_Problem_
Exactly as given, write out the lines from the one containing "Extract all readable text from this page." through the end of the listing, with both ends included and nothing else.

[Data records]
— Start —

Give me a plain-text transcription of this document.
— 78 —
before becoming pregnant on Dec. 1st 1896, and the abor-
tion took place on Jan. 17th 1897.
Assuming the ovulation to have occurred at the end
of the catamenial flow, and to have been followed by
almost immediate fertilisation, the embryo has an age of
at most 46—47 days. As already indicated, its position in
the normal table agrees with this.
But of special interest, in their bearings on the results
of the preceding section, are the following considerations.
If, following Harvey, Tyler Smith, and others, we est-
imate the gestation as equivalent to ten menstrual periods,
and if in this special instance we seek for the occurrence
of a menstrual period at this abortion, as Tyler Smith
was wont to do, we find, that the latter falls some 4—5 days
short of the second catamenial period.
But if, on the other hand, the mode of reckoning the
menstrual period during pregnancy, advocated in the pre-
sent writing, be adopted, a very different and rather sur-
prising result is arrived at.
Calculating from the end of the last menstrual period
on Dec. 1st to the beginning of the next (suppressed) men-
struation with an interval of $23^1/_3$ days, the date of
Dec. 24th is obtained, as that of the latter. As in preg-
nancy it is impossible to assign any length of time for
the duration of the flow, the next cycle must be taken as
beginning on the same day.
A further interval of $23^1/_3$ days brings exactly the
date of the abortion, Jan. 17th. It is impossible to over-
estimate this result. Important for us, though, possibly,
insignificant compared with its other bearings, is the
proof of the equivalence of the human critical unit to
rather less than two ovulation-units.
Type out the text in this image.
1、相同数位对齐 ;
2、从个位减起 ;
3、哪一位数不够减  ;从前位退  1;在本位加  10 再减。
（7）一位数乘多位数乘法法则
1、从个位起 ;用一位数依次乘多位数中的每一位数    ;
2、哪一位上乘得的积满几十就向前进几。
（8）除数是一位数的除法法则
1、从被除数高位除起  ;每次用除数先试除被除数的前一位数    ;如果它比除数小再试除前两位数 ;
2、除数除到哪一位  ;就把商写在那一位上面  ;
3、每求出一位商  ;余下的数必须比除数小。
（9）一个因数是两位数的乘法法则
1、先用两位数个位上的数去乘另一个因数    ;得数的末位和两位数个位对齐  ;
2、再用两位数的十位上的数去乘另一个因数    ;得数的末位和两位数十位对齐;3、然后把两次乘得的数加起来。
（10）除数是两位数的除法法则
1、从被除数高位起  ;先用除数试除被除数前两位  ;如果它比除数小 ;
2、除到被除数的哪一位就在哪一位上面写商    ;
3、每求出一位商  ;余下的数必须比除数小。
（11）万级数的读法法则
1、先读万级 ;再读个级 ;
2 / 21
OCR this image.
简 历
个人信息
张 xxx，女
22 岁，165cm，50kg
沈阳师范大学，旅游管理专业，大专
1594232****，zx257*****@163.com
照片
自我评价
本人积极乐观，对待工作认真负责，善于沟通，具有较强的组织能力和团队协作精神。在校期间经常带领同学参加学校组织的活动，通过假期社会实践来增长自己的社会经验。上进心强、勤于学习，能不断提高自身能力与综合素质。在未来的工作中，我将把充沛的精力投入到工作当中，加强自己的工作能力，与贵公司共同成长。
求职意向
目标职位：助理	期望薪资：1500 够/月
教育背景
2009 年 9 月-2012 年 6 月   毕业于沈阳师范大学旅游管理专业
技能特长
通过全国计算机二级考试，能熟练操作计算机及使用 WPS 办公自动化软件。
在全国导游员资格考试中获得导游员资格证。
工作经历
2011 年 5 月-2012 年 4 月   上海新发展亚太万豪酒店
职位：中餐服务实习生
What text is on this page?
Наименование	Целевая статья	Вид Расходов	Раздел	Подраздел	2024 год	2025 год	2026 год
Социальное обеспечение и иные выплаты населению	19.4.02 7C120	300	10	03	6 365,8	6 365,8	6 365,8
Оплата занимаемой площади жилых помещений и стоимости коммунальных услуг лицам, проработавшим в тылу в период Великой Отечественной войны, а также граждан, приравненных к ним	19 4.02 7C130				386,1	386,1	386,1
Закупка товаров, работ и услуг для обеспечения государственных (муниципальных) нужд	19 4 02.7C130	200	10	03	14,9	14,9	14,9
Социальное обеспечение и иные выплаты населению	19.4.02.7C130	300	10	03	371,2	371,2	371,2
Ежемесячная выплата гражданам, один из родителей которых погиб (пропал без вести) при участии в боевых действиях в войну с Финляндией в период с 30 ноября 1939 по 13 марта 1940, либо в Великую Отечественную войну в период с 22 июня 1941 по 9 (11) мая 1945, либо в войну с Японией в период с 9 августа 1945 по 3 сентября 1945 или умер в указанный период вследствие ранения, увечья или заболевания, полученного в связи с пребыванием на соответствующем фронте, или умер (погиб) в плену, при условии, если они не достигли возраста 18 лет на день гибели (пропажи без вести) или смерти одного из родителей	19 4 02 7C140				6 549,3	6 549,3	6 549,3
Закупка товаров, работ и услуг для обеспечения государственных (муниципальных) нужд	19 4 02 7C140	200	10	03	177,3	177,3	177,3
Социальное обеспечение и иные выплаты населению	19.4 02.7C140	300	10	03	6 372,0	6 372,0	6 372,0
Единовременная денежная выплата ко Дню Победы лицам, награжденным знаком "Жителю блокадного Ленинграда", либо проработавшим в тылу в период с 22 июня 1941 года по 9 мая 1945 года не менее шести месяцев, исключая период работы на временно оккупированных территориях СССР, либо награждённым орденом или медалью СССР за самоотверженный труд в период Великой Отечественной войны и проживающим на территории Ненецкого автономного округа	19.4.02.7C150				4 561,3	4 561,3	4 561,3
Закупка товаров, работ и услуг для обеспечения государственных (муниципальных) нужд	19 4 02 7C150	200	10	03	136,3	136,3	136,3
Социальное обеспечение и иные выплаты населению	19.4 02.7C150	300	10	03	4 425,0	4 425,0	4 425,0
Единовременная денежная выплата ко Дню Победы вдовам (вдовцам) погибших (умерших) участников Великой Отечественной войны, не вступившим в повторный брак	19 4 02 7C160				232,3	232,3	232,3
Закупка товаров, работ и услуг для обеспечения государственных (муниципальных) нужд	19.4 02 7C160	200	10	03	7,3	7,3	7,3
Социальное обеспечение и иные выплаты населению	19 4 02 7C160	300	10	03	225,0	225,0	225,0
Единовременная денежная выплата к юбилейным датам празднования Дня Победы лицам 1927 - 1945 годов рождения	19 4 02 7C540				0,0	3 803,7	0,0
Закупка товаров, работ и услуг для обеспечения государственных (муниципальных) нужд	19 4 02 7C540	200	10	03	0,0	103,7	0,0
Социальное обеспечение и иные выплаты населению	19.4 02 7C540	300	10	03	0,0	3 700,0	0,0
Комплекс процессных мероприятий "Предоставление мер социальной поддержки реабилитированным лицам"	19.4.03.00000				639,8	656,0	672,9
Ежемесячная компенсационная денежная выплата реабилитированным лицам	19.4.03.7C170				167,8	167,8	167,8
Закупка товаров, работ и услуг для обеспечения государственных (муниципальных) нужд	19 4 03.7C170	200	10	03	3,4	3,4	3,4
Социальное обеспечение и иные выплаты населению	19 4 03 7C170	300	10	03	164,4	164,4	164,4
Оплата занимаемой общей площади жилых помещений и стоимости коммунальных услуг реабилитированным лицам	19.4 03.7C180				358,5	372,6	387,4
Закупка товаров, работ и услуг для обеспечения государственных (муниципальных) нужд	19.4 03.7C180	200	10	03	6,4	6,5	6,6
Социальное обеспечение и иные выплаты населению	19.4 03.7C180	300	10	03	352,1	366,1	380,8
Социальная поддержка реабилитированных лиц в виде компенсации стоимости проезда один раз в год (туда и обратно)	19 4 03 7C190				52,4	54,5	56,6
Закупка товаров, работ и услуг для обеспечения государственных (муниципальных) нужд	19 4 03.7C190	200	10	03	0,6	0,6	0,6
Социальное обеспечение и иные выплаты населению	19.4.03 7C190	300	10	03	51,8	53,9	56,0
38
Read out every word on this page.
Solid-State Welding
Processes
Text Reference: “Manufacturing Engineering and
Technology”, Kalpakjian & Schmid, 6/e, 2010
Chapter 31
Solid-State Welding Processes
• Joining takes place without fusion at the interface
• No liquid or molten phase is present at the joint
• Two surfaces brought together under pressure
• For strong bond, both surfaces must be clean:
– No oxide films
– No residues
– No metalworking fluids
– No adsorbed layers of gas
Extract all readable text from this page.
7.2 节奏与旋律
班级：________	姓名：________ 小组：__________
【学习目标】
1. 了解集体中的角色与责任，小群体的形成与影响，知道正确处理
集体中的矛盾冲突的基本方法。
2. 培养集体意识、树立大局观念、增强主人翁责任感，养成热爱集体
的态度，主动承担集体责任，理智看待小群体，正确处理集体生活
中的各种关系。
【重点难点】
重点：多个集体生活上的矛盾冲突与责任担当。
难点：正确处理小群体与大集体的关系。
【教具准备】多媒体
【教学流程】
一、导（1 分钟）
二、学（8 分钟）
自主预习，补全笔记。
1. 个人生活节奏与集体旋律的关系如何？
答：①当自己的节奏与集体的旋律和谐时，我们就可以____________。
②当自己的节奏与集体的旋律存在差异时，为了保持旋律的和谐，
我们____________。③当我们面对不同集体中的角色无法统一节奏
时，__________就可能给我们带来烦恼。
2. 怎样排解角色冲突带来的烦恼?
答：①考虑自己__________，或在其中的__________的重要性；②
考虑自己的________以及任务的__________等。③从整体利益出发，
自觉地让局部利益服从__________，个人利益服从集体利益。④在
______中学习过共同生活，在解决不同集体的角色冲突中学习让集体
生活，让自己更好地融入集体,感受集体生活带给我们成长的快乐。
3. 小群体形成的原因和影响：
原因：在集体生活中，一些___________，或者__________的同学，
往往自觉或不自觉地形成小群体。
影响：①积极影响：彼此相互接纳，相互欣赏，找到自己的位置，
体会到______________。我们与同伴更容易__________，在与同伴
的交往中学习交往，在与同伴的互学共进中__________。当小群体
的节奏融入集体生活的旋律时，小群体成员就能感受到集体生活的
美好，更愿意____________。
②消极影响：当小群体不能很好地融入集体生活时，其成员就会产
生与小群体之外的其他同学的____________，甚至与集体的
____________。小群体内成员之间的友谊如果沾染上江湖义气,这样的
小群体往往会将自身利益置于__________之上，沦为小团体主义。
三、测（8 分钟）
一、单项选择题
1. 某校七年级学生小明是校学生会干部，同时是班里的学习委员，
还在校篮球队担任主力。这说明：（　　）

— End —

_Reply to the exercise_
Extract all readable text from this page.
7.2 节奏与旋律
班级：________	姓名：________ 小组：__________
【学习目标】
1. 了解集体中的角色与责任，小群体的形成与影响，知道正确处理
集体中的矛盾冲突的基本方法。
2. 培养集体意识、树立大局观念、增强主人翁责任感，养成热爱集体
的态度，主动承担集体责任，理智看待小群体，正确处理集体生活
中的各种关系。
【重点难点】
重点：多个集体生活上的矛盾冲突与责任担当。
难点：正确处理小群体与大集体的关系。
【教具准备】多媒体
【教学流程】
一、导（1 分钟）
二、学（8 分钟）
自主预习，补全笔记。
1. 个人生活节奏与集体旋律的关系如何？
答：①当自己的节奏与集体的旋律和谐时，我们就可以____________。
②当自己的节奏与集体的旋律存在差异时，为了保持旋律的和谐，
我们____________。③当我们面对不同集体中的角色无法统一节奏
时，__________就可能给我们带来烦恼。
2. 怎样排解角色冲突带来的烦恼?
答：①考虑自己__________，或在其中的__________的重要性；②
考虑自己的________以及任务的__________等。③从整体利益出发，
自觉地让局部利益服从__________，个人利益服从集体利益。④在
______中学习过共同生活，在解决不同集体的角色冲突中学习让集体
生活，让自己更好地融入集体,感受集体生活带给我们成长的快乐。
3. 小群体形成的原因和影响：
原因：在集体生活中，一些___________，或者__________的同学，
往往自觉或不自觉地形成小群体。
影响：①积极影响：彼此相互接纳，相互欣赏，找到自己的位置，
体会到______________。我们与同伴更容易__________，在与同伴
的交往中学习交往，在与同伴的互学共进中__________。当小群体
的节奏融入集体生活的旋律时，小群体成员就能感受到集体生活的
美好，更愿意____________。
②消极影响：当小群体不能很好地融入集体生活时，其成员就会产
生与小群体之外的其他同学的____________，甚至与集体的
____________。小群体内成员之间的友谊如果沾染上江湖义气,这样的
小群体往往会将自身利益置于__________之上，沦为小团体主义。
三、测（8 分钟）
一、单项选择题
1. 某校七年级学生小明是校学生会干部，同时是班里的学习委员，
还在校篮球队担任主力。这说明：（　　）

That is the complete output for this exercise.